● **EXERCISE AIM**
Pull out from the material below all lines with "type".

● **AVAILABLE DATA**
========

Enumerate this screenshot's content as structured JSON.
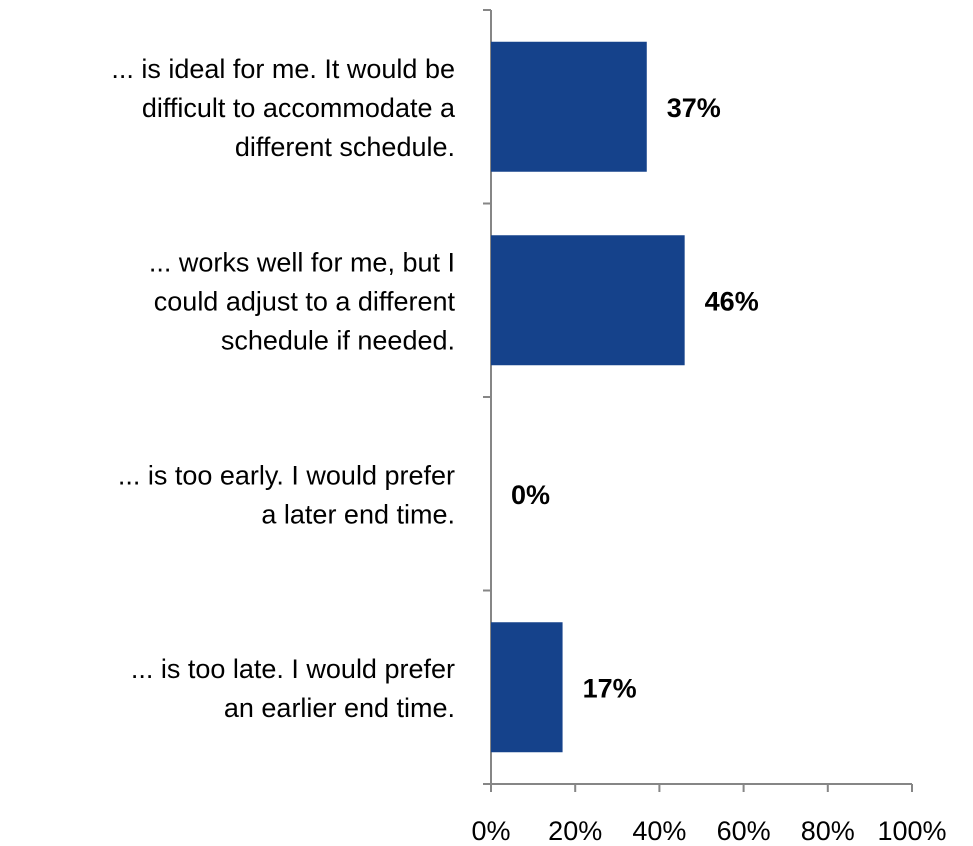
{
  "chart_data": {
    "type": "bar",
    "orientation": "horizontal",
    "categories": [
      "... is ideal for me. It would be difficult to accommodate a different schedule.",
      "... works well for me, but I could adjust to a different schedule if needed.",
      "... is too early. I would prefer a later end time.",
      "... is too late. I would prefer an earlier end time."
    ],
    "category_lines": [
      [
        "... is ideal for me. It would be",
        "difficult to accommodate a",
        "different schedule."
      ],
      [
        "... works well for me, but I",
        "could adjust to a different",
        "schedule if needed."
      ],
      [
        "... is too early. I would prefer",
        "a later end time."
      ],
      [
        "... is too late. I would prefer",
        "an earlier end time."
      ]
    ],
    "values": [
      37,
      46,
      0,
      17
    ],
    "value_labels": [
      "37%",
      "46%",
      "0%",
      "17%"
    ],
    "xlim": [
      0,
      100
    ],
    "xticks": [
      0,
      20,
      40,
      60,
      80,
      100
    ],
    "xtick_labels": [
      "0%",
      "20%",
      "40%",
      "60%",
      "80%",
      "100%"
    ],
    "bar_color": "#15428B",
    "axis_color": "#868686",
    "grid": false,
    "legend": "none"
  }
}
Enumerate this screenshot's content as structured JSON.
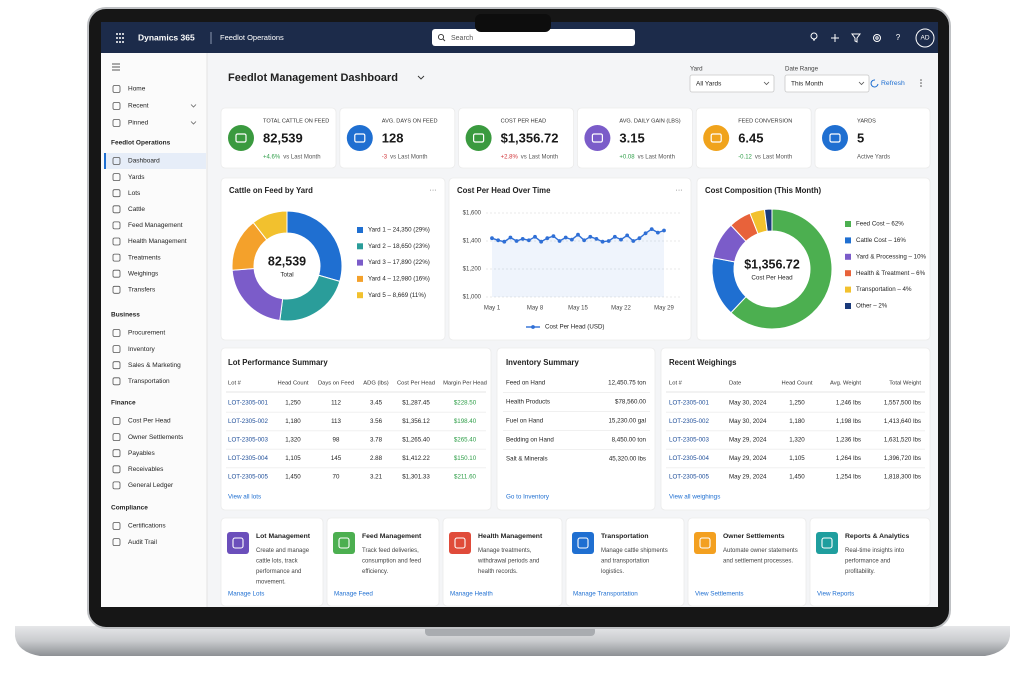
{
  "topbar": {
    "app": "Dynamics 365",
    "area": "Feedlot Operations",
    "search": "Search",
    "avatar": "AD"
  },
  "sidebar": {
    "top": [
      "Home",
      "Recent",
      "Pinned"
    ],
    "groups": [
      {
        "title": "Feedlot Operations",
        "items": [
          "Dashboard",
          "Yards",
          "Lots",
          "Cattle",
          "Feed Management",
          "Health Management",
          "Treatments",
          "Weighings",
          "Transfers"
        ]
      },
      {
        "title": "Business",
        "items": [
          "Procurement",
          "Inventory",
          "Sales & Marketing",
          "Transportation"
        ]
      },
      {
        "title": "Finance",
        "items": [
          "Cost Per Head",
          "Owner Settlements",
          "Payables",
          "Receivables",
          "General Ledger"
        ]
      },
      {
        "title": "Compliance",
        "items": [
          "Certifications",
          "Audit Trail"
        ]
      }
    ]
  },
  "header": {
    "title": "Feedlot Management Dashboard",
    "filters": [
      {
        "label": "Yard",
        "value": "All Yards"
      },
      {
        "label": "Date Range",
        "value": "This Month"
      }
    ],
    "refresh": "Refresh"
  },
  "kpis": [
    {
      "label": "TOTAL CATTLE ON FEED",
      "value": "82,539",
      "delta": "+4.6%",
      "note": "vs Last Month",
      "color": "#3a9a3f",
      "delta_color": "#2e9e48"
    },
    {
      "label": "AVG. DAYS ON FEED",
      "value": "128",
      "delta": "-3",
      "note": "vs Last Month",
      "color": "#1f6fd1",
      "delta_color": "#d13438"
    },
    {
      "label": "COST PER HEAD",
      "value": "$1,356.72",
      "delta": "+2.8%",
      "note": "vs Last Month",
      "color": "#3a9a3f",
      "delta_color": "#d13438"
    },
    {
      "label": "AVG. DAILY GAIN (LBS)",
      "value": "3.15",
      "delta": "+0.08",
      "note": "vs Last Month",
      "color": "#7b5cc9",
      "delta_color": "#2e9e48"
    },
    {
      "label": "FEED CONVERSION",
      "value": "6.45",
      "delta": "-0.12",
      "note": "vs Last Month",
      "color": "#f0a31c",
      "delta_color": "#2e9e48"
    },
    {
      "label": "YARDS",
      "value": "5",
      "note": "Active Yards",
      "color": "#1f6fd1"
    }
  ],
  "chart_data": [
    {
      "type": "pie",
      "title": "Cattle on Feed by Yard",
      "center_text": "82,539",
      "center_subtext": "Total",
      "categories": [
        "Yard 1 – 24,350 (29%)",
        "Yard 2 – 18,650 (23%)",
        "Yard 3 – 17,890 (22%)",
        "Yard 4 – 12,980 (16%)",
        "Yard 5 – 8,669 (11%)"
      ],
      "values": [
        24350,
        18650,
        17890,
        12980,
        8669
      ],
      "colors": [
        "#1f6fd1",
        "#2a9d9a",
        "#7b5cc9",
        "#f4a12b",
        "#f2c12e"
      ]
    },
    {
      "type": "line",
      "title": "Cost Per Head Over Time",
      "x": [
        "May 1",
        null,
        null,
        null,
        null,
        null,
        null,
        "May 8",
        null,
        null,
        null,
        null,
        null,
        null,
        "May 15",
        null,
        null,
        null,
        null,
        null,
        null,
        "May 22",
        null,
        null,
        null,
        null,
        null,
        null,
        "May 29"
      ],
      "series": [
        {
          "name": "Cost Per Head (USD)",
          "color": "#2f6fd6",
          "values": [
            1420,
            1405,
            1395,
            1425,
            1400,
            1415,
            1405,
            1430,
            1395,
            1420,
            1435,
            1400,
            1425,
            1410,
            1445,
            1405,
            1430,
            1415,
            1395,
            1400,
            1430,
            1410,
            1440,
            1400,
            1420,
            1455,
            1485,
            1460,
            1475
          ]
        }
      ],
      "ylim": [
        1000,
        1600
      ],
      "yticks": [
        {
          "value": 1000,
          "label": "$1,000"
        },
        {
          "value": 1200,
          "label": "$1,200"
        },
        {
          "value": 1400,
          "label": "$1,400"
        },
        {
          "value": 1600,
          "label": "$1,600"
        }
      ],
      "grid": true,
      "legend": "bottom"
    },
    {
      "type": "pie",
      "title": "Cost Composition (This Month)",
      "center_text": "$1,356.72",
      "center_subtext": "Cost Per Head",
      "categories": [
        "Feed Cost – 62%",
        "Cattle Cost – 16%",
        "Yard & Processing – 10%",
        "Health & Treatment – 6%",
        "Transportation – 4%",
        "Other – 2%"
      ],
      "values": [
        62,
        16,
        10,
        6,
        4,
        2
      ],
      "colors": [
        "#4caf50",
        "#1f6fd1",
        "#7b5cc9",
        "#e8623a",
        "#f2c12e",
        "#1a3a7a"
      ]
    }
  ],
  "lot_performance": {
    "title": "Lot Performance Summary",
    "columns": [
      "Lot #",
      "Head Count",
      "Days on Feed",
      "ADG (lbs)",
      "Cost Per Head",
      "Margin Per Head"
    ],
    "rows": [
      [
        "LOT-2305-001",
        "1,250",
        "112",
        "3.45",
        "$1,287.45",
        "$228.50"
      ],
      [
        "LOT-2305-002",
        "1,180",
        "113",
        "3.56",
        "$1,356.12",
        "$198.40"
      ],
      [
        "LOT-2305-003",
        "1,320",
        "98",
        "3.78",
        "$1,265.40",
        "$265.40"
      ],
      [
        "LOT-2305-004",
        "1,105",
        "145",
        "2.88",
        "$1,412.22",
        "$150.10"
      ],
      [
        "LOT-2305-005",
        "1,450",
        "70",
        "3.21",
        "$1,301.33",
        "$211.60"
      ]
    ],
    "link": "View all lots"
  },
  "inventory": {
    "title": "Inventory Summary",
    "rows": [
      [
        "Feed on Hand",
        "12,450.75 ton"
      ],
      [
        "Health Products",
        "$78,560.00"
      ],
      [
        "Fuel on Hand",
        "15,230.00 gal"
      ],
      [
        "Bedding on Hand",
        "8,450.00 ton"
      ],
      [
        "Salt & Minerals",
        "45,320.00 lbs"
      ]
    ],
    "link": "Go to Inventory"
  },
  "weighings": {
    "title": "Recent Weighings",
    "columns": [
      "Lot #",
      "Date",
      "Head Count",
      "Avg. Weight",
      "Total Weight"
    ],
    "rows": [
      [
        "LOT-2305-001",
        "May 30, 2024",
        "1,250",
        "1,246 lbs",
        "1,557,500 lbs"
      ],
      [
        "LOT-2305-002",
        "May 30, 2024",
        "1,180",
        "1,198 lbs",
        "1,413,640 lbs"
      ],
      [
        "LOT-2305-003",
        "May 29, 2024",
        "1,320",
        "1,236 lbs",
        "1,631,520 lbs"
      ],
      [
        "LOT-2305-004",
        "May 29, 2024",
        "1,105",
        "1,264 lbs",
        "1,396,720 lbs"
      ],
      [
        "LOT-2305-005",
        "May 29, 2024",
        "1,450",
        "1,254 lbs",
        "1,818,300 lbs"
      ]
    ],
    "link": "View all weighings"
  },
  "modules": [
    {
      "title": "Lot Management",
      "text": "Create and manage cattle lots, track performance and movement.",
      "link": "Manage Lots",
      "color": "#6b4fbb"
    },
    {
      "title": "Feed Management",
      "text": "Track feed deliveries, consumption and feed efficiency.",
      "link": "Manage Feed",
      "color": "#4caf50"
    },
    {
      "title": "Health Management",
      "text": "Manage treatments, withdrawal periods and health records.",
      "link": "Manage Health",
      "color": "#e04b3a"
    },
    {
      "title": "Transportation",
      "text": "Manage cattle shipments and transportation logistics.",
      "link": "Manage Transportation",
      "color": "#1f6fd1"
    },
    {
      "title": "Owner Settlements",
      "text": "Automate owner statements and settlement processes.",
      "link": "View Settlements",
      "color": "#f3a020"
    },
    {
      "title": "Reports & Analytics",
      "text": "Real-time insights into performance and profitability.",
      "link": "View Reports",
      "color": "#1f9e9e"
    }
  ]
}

========

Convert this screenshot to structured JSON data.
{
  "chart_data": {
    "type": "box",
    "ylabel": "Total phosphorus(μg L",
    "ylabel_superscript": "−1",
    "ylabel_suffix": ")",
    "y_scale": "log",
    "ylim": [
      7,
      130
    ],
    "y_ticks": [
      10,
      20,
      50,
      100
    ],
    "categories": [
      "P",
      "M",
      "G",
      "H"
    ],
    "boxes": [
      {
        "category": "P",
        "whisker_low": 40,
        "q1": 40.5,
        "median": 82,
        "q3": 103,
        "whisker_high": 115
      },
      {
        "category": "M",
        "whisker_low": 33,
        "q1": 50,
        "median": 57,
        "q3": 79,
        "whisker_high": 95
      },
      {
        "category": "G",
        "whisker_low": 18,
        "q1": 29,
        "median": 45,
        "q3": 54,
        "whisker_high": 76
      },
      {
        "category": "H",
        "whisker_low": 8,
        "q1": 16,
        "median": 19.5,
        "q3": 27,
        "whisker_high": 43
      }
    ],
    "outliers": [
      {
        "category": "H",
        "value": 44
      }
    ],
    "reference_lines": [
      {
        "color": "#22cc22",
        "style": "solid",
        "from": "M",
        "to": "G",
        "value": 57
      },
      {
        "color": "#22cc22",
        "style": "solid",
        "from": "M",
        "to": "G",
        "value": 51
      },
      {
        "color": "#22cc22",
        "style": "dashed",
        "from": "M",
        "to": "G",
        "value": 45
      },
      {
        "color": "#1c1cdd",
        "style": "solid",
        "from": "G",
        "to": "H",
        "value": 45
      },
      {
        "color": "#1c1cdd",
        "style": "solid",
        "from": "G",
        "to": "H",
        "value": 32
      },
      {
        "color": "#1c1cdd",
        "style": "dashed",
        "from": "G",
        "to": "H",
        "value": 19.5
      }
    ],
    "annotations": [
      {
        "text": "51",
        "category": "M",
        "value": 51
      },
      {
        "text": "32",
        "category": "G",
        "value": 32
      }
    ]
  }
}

========

● **ANSWER TO THIS PROBLEM**
    "type": "bar",
      "type": "pie",
      "type": "line",
      "type": "pie",
    "type": "box",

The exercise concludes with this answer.